* REQUIRED WORK *
Answer with a single number: how many lines in the listing below include "Calculus"?

* MATERIALS PROVIDED *
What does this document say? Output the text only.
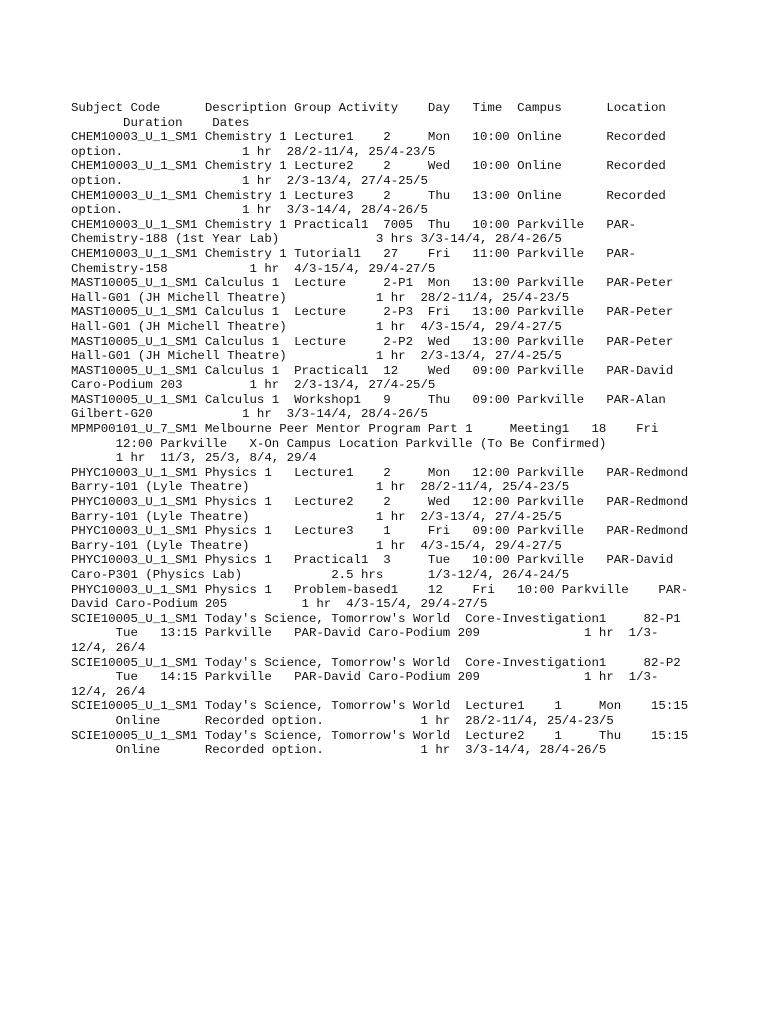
Subject Code      Description Group Activity    Day   Time  Campus      Location
Duration    Dates
CHEM10003_U_1_SM1 Chemistry 1 Lecture1    2     Mon   10:00 Online      Recorded
option.                1 hr  28/2-11/4, 25/4-23/5
CHEM10003_U_1_SM1 Chemistry 1 Lecture2    2     Wed   10:00 Online      Recorded
option.                1 hr  2/3-13/4, 27/4-25/5
CHEM10003_U_1_SM1 Chemistry 1 Lecture3    2     Thu   13:00 Online      Recorded
option.                1 hr  3/3-14/4, 28/4-26/5
CHEM10003_U_1_SM1 Chemistry 1 Practical1  7005  Thu   10:00 Parkville   PAR-
Chemistry-188 (1st Year Lab)             3 hrs 3/3-14/4, 28/4-26/5
CHEM10003_U_1_SM1 Chemistry 1 Tutorial1   27    Fri   11:00 Parkville   PAR-
Chemistry-158           1 hr  4/3-15/4, 29/4-27/5
MAST10005_U_1_SM1 Calculus 1  Lecture     2-P1  Mon   13:00 Parkville   PAR-Peter
Hall-G01 (JH Michell Theatre)            1 hr  28/2-11/4, 25/4-23/5
MAST10005_U_1_SM1 Calculus 1  Lecture     2-P3  Fri   13:00 Parkville   PAR-Peter
Hall-G01 (JH Michell Theatre)            1 hr  4/3-15/4, 29/4-27/5
MAST10005_U_1_SM1 Calculus 1  Lecture     2-P2  Wed   13:00 Parkville   PAR-Peter
Hall-G01 (JH Michell Theatre)            1 hr  2/3-13/4, 27/4-25/5
MAST10005_U_1_SM1 Calculus 1  Practical1  12    Wed   09:00 Parkville   PAR-David
Caro-Podium 203         1 hr  2/3-13/4, 27/4-25/5
MAST10005_U_1_SM1 Calculus 1  Workshop1   9     Thu   09:00 Parkville   PAR-Alan
Gilbert-G20            1 hr  3/3-14/4, 28/4-26/5
MPMP00101_U_7_SM1 Melbourne Peer Mentor Program Part 1     Meeting1   18    Fri
12:00 Parkville   X-On Campus Location Parkville (To Be Confirmed)
1 hr  11/3, 25/3, 8/4, 29/4
PHYC10003_U_1_SM1 Physics 1   Lecture1    2     Mon   12:00 Parkville   PAR-Redmond
Barry-101 (Lyle Theatre)                 1 hr  28/2-11/4, 25/4-23/5
PHYC10003_U_1_SM1 Physics 1   Lecture2    2     Wed   12:00 Parkville   PAR-Redmond
Barry-101 (Lyle Theatre)                 1 hr  2/3-13/4, 27/4-25/5
PHYC10003_U_1_SM1 Physics 1   Lecture3    1     Fri   09:00 Parkville   PAR-Redmond
Barry-101 (Lyle Theatre)                 1 hr  4/3-15/4, 29/4-27/5
PHYC10003_U_1_SM1 Physics 1   Practical1  3     Tue   10:00 Parkville   PAR-David
Caro-P301 (Physics Lab)            2.5 hrs      1/3-12/4, 26/4-24/5
PHYC10003_U_1_SM1 Physics 1   Problem-based1    12    Fri   10:00 Parkville    PAR-
David Caro-Podium 205          1 hr  4/3-15/4, 29/4-27/5
SCIE10005_U_1_SM1 Today's Science, Tomorrow's World  Core-Investigation1     82-P1
Tue   13:15 Parkville   PAR-David Caro-Podium 209              1 hr  1/3-
12/4, 26/4
SCIE10005_U_1_SM1 Today's Science, Tomorrow's World  Core-Investigation1     82-P2
Tue   14:15 Parkville   PAR-David Caro-Podium 209              1 hr  1/3-
12/4, 26/4
SCIE10005_U_1_SM1 Today's Science, Tomorrow's World  Lecture1    1     Mon    15:15
Online      Recorded option.             1 hr  28/2-11/4, 25/4-23/5
SCIE10005_U_1_SM1 Today's Science, Tomorrow's World  Lecture2    1     Thu    15:15
Online      Recorded option.             1 hr  3/3-14/4, 28/4-26/5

* RESPONSE *
5